## PROBLEMS TO SOLVE
• 1. In the "Magic I Want U" article that follows, translate this sentence into Spanish: "It was written, performed, and mixed by Remover."
• 2. According to the "Magic I Want U" article below, which musician was Jane Remover touring with when the song was released?
• 3. From the "Magic I Want U" article below, repeat everything from "2024 single by" down to "their mid-decade list.".

- Original cover

Single by Jane Remover

from the EP Heart
- B-side: "How to Teleport"
- Released: September 4, 2024
- Recorded: 2024
- Genre: Pop; emo; R&B;
- Length: 4:58
- Label: DeadAir
- Songwriter: Jane Remover
- Producer: Jane Remover

Jane Remover singles chronology
| "Flash in the Pan" / "Dream Sequence" (2024) | "Magic I Want U" / "How to Teleport" (2024) | "JRJRJR" (2025) |

= Magic I Want U =

2024 single by Jane Remover

"Magic I Want U" is a song by the American musician Jane Remover. It was released by DeadAir Records on September 4, 2024, along with its B-side "How to Teleport". It was written, performed, and mixed by Remover. Following two tracks released in July 2024, it was released while they were touring with JPEGMafia. It is a pop, emo, and R&B track that draws from a variety of other genres. It is characterized by a mixture of instruments and sounds, including fuzzy guitars, skittering breakbeats, synthesizers, drums, trap chants, and air horns. Its lyrics discuss a crush that they have on another musician, as well as sexual desire. "Magic I Want U" was met with positive reviews from critics; it was considered one of the best songs of the year by Pitchfork and Anthony Fantano, while Paste included it in their mid-decade list.

## DATA SUPPLIED
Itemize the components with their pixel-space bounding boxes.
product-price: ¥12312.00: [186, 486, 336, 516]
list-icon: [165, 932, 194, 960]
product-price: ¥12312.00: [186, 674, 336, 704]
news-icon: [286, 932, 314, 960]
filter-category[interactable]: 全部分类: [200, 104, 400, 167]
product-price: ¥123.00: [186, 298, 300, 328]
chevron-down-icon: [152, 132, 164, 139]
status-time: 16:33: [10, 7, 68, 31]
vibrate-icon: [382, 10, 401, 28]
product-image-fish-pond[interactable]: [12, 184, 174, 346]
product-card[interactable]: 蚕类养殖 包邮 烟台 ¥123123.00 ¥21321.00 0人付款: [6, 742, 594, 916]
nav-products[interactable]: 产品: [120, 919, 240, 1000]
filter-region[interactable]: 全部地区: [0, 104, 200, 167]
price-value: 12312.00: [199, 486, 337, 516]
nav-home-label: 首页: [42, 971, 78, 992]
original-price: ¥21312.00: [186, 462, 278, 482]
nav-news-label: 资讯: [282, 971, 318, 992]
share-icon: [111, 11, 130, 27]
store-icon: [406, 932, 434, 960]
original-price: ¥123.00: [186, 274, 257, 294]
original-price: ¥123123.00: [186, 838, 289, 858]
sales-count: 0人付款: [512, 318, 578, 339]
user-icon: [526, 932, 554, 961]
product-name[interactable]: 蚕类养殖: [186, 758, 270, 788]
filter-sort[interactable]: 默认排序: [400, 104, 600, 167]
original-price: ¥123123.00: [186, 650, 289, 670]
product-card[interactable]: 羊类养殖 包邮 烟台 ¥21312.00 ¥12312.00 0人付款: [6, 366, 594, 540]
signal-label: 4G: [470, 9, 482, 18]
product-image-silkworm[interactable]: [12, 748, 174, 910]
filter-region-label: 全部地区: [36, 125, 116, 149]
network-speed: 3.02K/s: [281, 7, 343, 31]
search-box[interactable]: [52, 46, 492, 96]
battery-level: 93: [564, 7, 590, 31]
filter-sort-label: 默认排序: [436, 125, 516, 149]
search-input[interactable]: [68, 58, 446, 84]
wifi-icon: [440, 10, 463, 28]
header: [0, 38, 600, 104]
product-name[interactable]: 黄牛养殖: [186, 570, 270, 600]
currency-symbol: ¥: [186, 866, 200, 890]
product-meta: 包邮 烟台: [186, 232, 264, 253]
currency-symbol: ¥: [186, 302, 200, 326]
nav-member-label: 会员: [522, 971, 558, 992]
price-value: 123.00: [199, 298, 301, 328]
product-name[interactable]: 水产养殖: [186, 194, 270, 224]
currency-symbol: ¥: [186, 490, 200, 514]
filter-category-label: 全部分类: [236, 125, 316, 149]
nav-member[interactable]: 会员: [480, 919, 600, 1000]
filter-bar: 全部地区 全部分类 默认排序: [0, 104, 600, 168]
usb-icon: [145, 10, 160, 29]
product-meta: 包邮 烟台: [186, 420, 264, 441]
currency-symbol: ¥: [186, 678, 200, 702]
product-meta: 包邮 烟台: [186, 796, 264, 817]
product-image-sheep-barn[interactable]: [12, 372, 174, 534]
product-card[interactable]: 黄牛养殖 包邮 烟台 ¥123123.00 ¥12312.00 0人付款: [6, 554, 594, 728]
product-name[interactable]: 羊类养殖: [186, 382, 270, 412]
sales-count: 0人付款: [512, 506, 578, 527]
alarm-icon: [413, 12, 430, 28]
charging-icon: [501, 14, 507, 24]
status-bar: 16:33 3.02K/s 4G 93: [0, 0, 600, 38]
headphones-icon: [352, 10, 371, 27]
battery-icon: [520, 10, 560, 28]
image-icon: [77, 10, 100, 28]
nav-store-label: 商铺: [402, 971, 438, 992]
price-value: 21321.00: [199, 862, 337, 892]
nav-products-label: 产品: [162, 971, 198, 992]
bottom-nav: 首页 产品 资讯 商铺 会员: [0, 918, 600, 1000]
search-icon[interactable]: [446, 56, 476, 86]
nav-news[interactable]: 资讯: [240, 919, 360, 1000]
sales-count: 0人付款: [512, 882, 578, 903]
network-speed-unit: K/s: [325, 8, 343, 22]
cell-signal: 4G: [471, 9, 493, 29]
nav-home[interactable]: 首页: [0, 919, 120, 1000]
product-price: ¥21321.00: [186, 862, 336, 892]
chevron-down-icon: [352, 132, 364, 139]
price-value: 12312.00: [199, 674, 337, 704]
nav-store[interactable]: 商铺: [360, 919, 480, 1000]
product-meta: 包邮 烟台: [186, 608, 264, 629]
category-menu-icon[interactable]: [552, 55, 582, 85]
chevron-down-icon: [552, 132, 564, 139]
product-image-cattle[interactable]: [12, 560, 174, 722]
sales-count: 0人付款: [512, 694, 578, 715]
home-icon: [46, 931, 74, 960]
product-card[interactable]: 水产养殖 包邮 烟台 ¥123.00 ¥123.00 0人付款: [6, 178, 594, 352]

## SOLUTIONS PER TASK
• 1. Fue escrita, interpretada y mezclada por Remover.

• 2. JPEGMafia

• 3.
2024 single by Jane Remover

"Magic I Want U" is a song by the American musician Jane Remover. It was released by DeadAir Records on September 4, 2024, along with its B-side "How to Teleport". It was written, performed, and mixed by Remover. Following two tracks released in July 2024, it was released while they were touring with JPEGMafia. It is a pop, emo, and R&B track that draws from a variety of other genres. It is characterized by a mixture of instruments and sounds, including fuzzy guitars, skittering breakbeats, synthesizers, drums, trap chants, and air horns. Its lyrics discuss a crush that they have on another musician, as well as sexual desire. "Magic I Want U" was met with positive reviews from critics; it was considered one of the best songs of the year by Pitchfork and Anthony Fantano, while Paste included it in their mid-decade list.